----- THE INPUT -----

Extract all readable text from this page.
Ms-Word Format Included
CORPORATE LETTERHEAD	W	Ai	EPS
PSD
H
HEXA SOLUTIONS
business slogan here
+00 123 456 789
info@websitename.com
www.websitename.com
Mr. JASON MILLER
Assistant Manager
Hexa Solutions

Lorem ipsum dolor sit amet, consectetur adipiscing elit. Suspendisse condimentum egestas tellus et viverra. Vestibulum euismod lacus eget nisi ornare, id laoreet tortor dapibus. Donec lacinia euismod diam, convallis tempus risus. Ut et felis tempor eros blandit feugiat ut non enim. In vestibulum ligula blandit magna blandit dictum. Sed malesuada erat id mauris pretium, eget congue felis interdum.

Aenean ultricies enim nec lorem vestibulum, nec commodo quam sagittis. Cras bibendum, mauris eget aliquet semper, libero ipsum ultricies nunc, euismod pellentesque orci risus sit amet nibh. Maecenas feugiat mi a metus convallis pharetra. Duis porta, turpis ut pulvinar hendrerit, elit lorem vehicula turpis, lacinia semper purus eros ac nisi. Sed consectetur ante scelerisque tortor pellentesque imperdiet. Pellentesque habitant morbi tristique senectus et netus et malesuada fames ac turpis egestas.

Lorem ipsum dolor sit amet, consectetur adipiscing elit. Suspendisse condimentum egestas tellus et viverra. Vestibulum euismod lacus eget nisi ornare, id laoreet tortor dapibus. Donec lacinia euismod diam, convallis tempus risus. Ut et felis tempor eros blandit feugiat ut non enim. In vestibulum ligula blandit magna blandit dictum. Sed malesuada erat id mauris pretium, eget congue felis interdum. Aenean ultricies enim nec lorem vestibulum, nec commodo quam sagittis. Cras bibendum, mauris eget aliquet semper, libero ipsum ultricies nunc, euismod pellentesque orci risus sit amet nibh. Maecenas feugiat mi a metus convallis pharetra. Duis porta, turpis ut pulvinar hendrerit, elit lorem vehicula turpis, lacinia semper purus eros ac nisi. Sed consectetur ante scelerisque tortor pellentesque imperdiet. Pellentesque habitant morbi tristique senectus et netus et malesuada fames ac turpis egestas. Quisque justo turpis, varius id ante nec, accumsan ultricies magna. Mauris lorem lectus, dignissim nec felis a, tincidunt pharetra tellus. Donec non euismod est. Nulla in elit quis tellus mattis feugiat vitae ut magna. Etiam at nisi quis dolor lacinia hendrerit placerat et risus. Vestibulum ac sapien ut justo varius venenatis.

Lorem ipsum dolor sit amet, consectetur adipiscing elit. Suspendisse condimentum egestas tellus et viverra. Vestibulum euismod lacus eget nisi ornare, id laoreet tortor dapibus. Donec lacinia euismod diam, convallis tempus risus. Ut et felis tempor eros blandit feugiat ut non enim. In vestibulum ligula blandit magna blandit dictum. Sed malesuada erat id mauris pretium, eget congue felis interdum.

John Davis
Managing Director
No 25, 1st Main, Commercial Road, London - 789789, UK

-----

DIRECTIONS: Using the material above, report each line where "websitename" occurs.

TASK OUTPUT:
info@websitename.com
www.websitename.com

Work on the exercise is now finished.